◆ **TEXTE CITÉ**:
# # # # # # #

Il fallait bien deux ans pour faire le deuil d’une partie de son insouciance. Heureusement, l’attente en valait la peine.
Honteusement décrié , Street Legal est un chef d’œuvre. C’est
qu’en deux ans , Springsteen et Petty, ses deux fils spirituels, commençaient à
lui faire de l’ombre. Alors , en toute humilité , Dylan s’est adapté aux mœurs de
son temps. La beauté de son chant est à son sommet, et la production est propre
comme une mélodie de Jackson Browne.
En embuscade derrière ce vernis FM , ses influences
gospels , rythm n blues , et rock , entretenaient des mélodies dramatiques à
faire rougir le boss au sommet de son règne. Mais une bonne part de la critique
avait déjà enterré Dylan, et ne comptait pas ressortir son squelette du
placard.
Et puis , en 1977 , un autre monstre sacré retenait toute
l’attention. Après son service militaire , la carrière d’Elvis ne fut qu’un
long déclin , illustrée par cette image pathétique de rocker bedonnant. Le
déclin a brutalement pris fin dans sa demeure de Graceland , et la nouvelle fit
l’effet d’une bombe. Seuls les punks se réjouirent de cette perte, il est vrai
que l’homme n’était plus qu’un symbole du passé,
Mais Dylan a toujours rêvé de ressembler à Elvis, ça
restera d’ailleurs son plus grand complexe. Il rassemble donc un groupe composé
d’ex musiciens du king , et entre en scène vêtue de blanc, la couleur portée par
son héros lors de son ultime retour.

# # # # # # #

◆ **INFORMATIONS FOURNIES**:
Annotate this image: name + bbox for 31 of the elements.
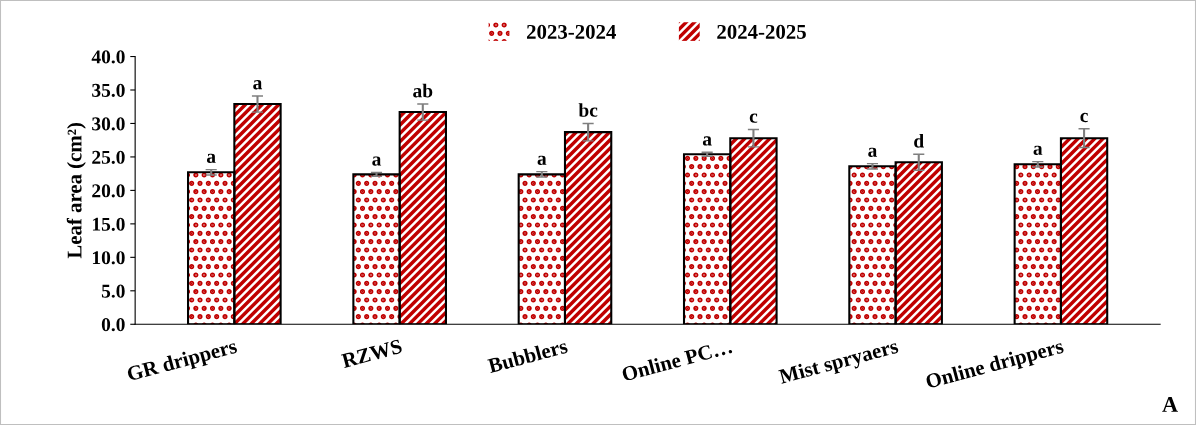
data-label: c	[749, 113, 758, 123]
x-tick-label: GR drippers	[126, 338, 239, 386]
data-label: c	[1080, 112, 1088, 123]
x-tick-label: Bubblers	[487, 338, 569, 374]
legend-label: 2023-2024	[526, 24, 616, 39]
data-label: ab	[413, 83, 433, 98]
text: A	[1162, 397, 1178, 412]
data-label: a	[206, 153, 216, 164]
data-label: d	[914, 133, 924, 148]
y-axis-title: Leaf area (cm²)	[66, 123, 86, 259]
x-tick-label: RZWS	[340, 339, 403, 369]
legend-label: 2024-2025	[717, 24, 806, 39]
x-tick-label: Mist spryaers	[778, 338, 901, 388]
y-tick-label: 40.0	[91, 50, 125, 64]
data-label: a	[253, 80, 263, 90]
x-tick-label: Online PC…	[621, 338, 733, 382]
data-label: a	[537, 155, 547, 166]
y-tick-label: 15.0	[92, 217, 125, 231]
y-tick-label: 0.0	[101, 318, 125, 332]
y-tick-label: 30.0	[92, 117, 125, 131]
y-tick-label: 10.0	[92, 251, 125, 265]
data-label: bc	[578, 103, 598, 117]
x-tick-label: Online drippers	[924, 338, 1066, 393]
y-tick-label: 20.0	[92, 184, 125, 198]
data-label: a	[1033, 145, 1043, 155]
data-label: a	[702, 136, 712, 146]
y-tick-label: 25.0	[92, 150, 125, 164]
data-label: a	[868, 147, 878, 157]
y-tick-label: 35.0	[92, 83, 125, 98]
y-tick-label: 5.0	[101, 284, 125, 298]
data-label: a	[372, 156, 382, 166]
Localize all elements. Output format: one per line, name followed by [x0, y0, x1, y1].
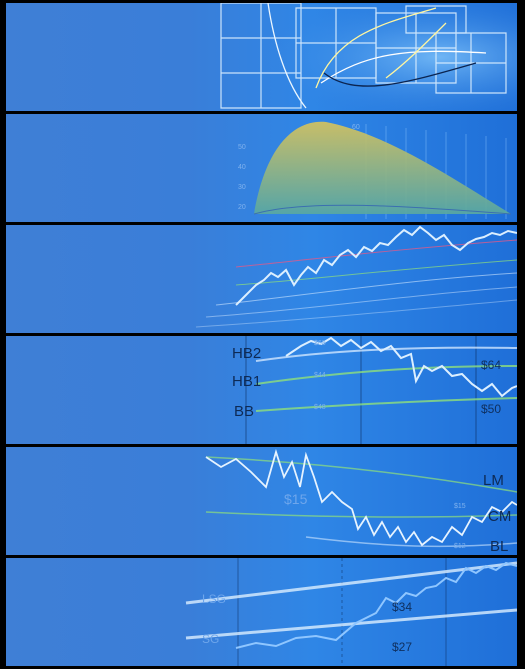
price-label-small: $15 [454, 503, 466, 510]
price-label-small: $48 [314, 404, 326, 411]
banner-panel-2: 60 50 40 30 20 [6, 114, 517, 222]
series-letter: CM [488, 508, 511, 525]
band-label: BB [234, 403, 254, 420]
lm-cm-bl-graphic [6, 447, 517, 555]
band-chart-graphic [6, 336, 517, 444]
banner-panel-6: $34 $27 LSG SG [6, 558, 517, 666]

# # # # # # #

◆ **TÂCHES À RÉALISER**:
1: Dans le texte sur Street Legal, quels deux musiciens sont présentés comme les fils spirituels de Dylan ?
2: Poursuivez le texte sur Dylan et Street Legal à partir de sa dernière phrase.

◆ **RÉPONSES FOURNIES**:
1: Springsteen et Petty.

2:
Ses titres étaient joués avec grandiloquence, les cuivres
partant dans un grand requiem poétique , une fête à la mémoire de celui sans
qui rien ne serait arrivé. Issu de cet hommage, live at budokan sera éreinté
par la critique, qui ne supporte pas cette instrumentation tapageuse.
Dylan avait bien échoué, il ne sonnait pas comme Elvis,
il était bien trop fin pour reproduire son modèle à l’identique. Live at
Budokan était sa récréation, le catharsis où il jouissait enfin du sentiment d’être
un frontman au milieu d’un vrai big bang musical. C’était Elvis et Sinatra ,
Springsteen et James Brown , le charisme
grandiloquent allié à une poésie qu’il ne pouvait laisser de côté.
Après le concert, Dylan commença à lire une bible prêtée par son vieil ami Johnny Cash, et se réfugiait de plus en plus dans ces sermons
moralistes. Le guide d’une génération se faisait alors dévot, et chargeait Marc
Knopfer de mettre ses sermons en musique. La critique n’avait pas aimé, Street
Legal , elle détestera slow train coming.
On pensait l’ex symbole de la liberté de conscience
enfermé dans sa foi, un libre esprit retenu dans les geôles d’un obscurantisme
gluant. Pourtant, l’homme n’avait pas renoué avec la religion comme un enfant
se réfugiant dans les jupons de sa mère. Sa famille était juive, et c’est son
parcours qui le mena au christianisme, comme il l’avait mené au folk quelques
années plus tôt.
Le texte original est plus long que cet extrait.